Prompt: Copy the data exactly; pictures stay out of the copy.

□ □ □

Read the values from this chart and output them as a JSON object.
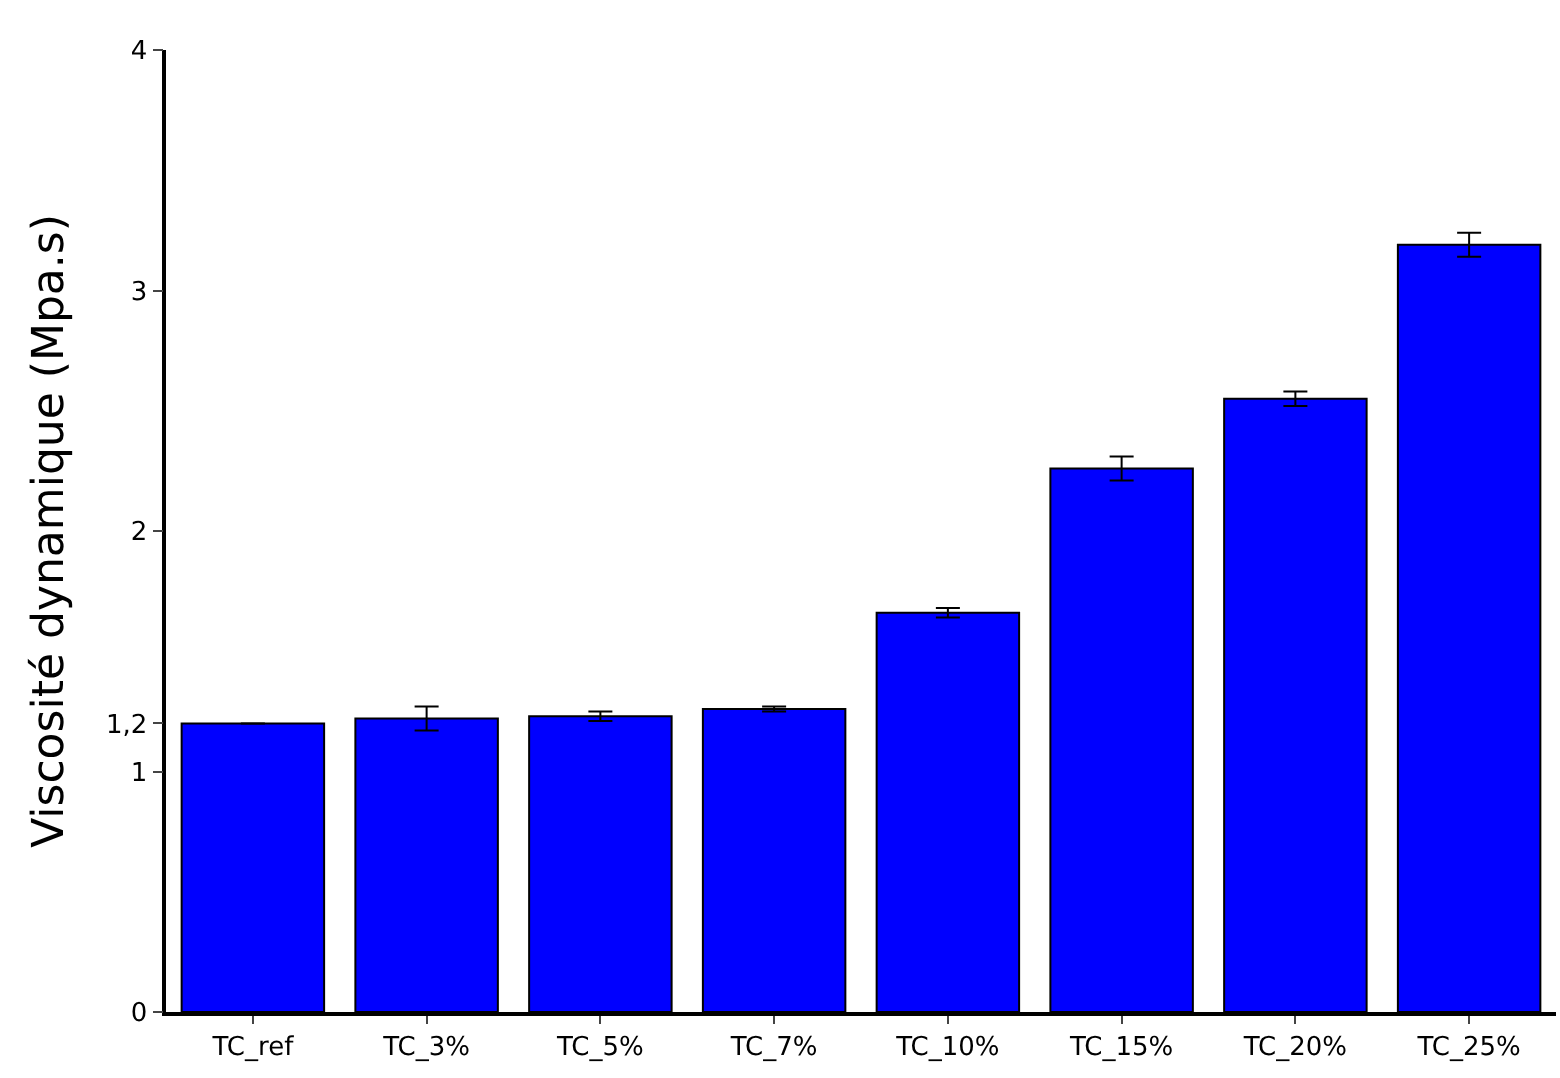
{
  "chart_data": {
    "type": "bar",
    "ylabel": "Viscosité dynamique (Mpa.s)",
    "categories": [
      "TC_ref",
      "TC_3%",
      "TC_5%",
      "TC_7%",
      "TC_10%",
      "TC_15%",
      "TC_20%",
      "TC_25%"
    ],
    "values": [
      1.2,
      1.22,
      1.23,
      1.26,
      1.66,
      2.26,
      2.55,
      3.19
    ],
    "errors": [
      null,
      0.05,
      0.02,
      0.01,
      0.02,
      0.05,
      0.03,
      0.05
    ],
    "color": "#0000ff",
    "ylim": [
      0,
      4
    ],
    "yticks": [
      0,
      1,
      {
        "value": 1.2,
        "label": "1,2"
      },
      2,
      3,
      4
    ],
    "grid": false
  }
}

□ □ □

Task answer:
Read the values from this chart and output them as a JSON object.
{
  "chart_data": {
    "type": "bar",
    "ylabel": "Viscosité dynamique (Mpa.s)",
    "categories": [
      "TC_ref",
      "TC_3%",
      "TC_5%",
      "TC_7%",
      "TC_10%",
      "TC_15%",
      "TC_20%",
      "TC_25%"
    ],
    "values": [
      1.2,
      1.22,
      1.23,
      1.26,
      1.66,
      2.26,
      2.55,
      3.19
    ],
    "errors": [
      null,
      0.05,
      0.02,
      0.01,
      0.02,
      0.05,
      0.03,
      0.05
    ],
    "color": "#0000ff",
    "ylim": [
      0,
      4
    ],
    "yticks": [
      0,
      1,
      {
        "value": 1.2,
        "label": "1,2"
      },
      2,
      3,
      4
    ],
    "grid": false
  }
}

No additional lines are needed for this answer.